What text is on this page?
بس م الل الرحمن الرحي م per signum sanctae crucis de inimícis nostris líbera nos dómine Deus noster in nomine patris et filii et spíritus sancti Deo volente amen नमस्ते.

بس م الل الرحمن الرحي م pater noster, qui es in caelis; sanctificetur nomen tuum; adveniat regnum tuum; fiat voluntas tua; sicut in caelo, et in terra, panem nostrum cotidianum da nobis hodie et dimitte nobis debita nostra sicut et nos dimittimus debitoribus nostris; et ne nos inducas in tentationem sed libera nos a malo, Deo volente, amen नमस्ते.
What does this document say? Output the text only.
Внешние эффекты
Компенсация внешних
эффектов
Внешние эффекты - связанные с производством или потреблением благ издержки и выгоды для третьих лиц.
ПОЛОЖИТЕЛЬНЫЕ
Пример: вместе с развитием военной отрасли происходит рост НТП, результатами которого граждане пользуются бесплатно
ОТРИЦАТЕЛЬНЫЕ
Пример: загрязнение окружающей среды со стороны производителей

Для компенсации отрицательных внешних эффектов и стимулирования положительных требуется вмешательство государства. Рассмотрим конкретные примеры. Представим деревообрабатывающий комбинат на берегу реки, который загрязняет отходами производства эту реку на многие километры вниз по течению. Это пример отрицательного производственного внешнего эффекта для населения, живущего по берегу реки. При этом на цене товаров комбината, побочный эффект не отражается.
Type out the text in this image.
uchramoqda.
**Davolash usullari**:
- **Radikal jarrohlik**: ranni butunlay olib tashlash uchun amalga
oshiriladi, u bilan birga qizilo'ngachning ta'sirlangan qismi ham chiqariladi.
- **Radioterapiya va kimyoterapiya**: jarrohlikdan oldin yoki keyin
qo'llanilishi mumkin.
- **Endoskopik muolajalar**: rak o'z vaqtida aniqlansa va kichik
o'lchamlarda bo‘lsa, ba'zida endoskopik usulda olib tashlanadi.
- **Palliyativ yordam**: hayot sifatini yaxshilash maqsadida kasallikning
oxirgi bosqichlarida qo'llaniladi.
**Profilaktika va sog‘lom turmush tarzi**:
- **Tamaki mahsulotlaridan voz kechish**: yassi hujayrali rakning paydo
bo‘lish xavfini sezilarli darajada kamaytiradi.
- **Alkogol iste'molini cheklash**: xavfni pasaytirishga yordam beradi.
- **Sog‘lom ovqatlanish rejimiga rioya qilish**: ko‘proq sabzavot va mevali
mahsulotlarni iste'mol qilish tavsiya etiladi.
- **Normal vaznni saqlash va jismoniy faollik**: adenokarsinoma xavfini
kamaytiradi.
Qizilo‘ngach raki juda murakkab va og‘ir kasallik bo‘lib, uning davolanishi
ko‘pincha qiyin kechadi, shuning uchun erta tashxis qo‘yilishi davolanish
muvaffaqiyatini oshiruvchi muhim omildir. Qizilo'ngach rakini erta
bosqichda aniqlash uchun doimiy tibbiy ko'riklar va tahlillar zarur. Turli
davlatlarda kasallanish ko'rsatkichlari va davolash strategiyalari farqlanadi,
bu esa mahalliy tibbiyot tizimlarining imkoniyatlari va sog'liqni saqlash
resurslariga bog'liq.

→ **SET TASK**:
Restate the whole listing exactly.

→ **SOLUTION TO THIS EXERCISE**:
What text is on this page?
بس م الل الرحمن الرحي م per signum sanctae crucis de inimícis nostris líbera nos dómine Deus noster in nomine patris et filii et spíritus sancti Deo volente amen नमस्ते.

بس م الل الرحمن الرحي م pater noster, qui es in caelis; sanctificetur nomen tuum; adveniat regnum tuum; fiat voluntas tua; sicut in caelo, et in terra, panem nostrum cotidianum da nobis hodie et dimitte nobis debita nostra sicut et nos dimittimus debitoribus nostris; et ne nos inducas in tentationem sed libera nos a malo, Deo volente, amen नमस्ते.
What does this document say? Output the text only.
Внешние эффекты
Компенсация внешних
эффектов
Внешние эффекты - связанные с производством или потреблением благ издержки и выгоды для третьих лиц.
ПОЛОЖИТЕЛЬНЫЕ
Пример: вместе с развитием военной отрасли происходит рост НТП, результатами которого граждане пользуются бесплатно
ОТРИЦАТЕЛЬНЫЕ
Пример: загрязнение окружающей среды со стороны производителей

Для компенсации отрицательных внешних эффектов и стимулирования положительных требуется вмешательство государства. Рассмотрим конкретные примеры. Представим деревообрабатывающий комбинат на берегу реки, который загрязняет отходами производства эту реку на многие километры вниз по течению. Это пример отрицательного производственного внешнего эффекта для населения, живущего по берегу реки. При этом на цене товаров комбината, побочный эффект не отражается.
Type out the text in this image.
uchramoqda.
**Davolash usullari**:
- **Radikal jarrohlik**: ranni butunlay olib tashlash uchun amalga
oshiriladi, u bilan birga qizilo'ngachning ta'sirlangan qismi ham chiqariladi.
- **Radioterapiya va kimyoterapiya**: jarrohlikdan oldin yoki keyin
qo'llanilishi mumkin.
- **Endoskopik muolajalar**: rak o'z vaqtida aniqlansa va kichik
o'lchamlarda bo‘lsa, ba'zida endoskopik usulda olib tashlanadi.
- **Palliyativ yordam**: hayot sifatini yaxshilash maqsadida kasallikning
oxirgi bosqichlarida qo'llaniladi.
**Profilaktika va sog‘lom turmush tarzi**:
- **Tamaki mahsulotlaridan voz kechish**: yassi hujayrali rakning paydo
bo‘lish xavfini sezilarli darajada kamaytiradi.
- **Alkogol iste'molini cheklash**: xavfni pasaytirishga yordam beradi.
- **Sog‘lom ovqatlanish rejimiga rioya qilish**: ko‘proq sabzavot va mevali
mahsulotlarni iste'mol qilish tavsiya etiladi.
- **Normal vaznni saqlash va jismoniy faollik**: adenokarsinoma xavfini
kamaytiradi.
Qizilo‘ngach raki juda murakkab va og‘ir kasallik bo‘lib, uning davolanishi
ko‘pincha qiyin kechadi, shuning uchun erta tashxis qo‘yilishi davolanish
muvaffaqiyatini oshiruvchi muhim omildir. Qizilo'ngach rakini erta
bosqichda aniqlash uchun doimiy tibbiy ko'riklar va tahlillar zarur. Turli
davlatlarda kasallanish ko'rsatkichlari va davolash strategiyalari farqlanadi,
bu esa mahalliy tibbiyot tizimlarining imkoniyatlari va sog'liqni saqlash
resurslariga bog'liq.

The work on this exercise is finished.